[Entries with figure data]
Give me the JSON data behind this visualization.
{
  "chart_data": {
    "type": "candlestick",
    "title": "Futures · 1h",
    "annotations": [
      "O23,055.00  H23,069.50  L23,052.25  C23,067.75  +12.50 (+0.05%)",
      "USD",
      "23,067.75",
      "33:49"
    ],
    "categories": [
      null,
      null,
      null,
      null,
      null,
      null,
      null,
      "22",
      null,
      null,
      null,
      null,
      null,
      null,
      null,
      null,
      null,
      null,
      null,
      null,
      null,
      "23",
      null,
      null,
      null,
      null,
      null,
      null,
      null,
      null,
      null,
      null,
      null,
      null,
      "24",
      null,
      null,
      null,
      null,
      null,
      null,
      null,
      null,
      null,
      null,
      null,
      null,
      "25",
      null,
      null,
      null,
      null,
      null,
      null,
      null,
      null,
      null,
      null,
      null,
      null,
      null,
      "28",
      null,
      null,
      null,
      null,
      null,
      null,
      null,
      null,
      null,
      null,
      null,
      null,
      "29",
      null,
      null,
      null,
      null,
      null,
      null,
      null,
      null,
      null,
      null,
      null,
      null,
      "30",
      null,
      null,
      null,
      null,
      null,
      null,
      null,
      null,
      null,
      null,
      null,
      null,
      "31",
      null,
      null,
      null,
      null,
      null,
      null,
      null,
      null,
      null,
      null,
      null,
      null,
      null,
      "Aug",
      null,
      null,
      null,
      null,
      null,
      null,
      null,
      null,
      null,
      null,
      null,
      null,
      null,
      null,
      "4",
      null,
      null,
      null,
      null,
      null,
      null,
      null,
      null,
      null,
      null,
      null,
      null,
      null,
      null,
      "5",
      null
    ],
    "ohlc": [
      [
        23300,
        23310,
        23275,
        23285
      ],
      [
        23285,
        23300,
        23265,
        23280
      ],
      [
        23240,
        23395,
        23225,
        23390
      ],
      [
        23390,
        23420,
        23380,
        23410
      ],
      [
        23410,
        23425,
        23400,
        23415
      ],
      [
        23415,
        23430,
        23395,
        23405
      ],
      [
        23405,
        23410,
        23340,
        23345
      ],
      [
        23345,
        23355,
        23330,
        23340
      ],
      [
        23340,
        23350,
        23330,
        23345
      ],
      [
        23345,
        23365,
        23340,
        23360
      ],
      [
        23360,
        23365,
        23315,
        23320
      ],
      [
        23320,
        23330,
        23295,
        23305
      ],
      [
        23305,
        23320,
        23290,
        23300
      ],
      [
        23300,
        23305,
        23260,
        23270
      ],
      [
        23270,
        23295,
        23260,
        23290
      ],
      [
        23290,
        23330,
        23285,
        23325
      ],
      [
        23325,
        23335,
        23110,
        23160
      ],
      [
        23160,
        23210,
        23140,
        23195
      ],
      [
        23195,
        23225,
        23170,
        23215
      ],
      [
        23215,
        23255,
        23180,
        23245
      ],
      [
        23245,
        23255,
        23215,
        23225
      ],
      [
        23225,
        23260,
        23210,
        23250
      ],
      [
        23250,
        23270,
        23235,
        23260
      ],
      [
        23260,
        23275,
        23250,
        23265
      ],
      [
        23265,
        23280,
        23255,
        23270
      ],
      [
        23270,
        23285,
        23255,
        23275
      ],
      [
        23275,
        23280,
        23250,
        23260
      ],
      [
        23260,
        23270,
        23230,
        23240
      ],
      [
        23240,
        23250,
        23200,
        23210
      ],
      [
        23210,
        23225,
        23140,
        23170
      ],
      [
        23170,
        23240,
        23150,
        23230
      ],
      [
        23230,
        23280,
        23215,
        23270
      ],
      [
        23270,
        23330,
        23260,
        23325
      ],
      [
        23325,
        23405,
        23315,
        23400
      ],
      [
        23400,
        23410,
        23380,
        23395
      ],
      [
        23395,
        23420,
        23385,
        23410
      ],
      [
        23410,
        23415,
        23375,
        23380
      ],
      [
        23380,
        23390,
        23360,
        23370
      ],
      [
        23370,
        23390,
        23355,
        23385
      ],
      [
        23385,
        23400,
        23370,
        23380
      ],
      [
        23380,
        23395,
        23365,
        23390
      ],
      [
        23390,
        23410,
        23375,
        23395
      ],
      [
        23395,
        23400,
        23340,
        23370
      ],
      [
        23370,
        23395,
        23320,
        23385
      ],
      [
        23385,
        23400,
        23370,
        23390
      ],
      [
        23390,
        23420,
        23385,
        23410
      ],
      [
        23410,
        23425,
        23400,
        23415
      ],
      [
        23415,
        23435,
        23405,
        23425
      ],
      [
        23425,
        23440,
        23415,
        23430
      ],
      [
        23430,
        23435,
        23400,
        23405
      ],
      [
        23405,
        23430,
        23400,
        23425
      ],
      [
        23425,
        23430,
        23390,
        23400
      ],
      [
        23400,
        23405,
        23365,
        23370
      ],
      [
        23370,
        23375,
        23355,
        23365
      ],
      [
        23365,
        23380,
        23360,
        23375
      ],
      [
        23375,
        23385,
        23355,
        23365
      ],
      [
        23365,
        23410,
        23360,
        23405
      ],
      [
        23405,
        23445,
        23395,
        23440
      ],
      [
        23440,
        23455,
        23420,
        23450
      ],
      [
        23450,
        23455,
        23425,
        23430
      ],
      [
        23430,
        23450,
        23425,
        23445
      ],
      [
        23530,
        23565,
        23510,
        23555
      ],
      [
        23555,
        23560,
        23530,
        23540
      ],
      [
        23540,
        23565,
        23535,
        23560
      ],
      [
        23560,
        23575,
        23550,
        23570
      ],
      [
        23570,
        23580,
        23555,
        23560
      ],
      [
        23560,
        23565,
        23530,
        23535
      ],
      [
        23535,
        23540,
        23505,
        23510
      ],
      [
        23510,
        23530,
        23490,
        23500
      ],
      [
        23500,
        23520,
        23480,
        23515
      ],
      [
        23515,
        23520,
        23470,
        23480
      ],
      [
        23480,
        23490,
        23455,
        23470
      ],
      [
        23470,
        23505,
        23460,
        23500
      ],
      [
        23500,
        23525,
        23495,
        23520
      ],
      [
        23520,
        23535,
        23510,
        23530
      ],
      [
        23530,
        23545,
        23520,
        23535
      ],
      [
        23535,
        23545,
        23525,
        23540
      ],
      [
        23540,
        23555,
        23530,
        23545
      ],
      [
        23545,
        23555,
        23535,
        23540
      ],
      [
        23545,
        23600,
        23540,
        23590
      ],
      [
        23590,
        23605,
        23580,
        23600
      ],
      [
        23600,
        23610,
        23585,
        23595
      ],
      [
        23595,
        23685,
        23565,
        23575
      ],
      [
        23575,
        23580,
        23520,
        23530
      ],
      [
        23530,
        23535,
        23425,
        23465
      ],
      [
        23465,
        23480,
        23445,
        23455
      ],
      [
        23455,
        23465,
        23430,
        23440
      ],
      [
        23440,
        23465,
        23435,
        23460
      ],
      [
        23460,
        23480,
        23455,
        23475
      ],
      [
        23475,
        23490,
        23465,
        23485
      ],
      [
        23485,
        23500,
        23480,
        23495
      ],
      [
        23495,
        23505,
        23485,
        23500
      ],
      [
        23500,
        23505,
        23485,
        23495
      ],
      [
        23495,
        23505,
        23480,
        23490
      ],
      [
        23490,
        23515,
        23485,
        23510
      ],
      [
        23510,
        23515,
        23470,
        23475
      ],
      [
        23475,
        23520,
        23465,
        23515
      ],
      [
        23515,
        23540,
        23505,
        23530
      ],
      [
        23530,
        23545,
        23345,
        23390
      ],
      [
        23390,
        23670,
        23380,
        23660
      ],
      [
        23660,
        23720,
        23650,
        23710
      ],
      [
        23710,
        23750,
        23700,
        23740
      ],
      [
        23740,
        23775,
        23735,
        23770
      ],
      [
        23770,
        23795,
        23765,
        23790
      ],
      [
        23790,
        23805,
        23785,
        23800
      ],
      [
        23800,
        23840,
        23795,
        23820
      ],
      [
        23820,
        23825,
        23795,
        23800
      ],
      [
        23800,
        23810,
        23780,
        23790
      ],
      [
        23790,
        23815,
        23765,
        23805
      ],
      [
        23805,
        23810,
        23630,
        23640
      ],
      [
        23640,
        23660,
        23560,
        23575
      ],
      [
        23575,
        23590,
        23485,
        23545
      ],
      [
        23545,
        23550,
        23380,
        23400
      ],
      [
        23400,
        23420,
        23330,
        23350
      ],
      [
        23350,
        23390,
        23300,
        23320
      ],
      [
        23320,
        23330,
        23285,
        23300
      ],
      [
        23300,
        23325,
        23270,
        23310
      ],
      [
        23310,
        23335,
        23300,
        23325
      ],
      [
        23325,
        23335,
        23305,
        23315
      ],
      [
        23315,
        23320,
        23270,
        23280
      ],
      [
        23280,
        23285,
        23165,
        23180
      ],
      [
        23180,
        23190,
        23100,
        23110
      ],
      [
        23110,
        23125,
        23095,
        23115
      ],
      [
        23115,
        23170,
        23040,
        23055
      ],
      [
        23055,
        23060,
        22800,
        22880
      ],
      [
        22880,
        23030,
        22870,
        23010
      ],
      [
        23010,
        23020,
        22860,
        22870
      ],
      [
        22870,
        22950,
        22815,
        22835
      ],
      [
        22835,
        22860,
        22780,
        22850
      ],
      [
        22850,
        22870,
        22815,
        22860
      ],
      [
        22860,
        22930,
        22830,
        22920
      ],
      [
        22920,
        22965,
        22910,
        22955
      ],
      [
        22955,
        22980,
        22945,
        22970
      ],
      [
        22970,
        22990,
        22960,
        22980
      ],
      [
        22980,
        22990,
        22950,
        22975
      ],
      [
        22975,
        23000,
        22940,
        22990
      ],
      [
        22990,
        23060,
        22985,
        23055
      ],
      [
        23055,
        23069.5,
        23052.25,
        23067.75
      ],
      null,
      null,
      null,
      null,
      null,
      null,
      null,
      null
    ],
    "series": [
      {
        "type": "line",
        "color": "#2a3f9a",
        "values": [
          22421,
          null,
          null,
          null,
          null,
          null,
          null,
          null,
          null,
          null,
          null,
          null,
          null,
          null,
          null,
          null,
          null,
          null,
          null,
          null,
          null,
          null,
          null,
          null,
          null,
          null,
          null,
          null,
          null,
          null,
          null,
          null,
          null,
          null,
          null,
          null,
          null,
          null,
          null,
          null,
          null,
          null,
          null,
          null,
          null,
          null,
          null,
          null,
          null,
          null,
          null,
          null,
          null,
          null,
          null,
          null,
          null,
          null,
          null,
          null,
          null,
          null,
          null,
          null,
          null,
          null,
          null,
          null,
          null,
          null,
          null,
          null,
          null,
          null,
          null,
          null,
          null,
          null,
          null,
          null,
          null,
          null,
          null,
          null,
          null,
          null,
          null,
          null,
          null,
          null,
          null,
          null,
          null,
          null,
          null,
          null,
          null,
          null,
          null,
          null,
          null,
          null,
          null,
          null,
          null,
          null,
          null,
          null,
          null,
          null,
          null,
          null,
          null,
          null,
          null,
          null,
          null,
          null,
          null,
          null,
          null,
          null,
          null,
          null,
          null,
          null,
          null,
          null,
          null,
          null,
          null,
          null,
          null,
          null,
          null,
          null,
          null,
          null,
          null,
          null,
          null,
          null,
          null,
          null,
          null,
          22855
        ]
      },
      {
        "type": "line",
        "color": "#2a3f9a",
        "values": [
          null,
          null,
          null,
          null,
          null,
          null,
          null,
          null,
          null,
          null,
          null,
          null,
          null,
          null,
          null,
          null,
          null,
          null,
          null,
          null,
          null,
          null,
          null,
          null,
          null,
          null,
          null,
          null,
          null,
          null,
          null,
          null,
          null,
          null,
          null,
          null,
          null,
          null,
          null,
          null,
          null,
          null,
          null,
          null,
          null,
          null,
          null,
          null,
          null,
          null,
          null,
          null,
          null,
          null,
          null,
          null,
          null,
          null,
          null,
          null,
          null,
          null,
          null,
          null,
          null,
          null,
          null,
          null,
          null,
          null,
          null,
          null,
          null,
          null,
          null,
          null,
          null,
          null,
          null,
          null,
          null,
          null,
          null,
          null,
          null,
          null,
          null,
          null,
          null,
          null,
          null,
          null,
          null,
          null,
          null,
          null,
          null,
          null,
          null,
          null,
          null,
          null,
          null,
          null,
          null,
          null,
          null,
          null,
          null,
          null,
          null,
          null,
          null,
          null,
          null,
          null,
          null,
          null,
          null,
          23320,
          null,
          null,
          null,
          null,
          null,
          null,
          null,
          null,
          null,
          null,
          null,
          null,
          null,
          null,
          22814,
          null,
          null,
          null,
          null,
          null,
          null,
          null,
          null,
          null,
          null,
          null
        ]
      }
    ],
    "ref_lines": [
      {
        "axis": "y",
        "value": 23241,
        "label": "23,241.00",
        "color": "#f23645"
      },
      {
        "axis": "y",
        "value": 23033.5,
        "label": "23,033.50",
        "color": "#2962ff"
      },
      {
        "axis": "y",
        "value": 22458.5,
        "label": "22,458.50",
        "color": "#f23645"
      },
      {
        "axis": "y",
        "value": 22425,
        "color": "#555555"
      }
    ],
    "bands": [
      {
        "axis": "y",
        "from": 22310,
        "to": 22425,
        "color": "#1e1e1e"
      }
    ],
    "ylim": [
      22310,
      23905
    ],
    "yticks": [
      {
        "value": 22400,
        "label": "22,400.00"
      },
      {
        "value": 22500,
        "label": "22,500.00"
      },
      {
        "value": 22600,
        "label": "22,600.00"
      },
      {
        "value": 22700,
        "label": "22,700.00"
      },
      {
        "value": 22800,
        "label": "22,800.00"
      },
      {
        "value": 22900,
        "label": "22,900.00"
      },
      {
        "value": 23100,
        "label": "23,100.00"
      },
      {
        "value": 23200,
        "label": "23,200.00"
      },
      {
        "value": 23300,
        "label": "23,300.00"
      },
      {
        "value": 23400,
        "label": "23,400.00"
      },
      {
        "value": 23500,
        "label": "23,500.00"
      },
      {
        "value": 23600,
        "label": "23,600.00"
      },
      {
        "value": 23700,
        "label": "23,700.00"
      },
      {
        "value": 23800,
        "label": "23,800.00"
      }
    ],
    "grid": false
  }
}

> [Your goal] Search the listing for the word "color". Copy every line in which it occurs.

> [Written solution]
        "color": "#2a3f9a",
        "color": "#2a3f9a",
        "color": "#f23645"
        "color": "#2962ff"
        "color": "#f23645"
        "color": "#555555"
        "color": "#1e1e1e"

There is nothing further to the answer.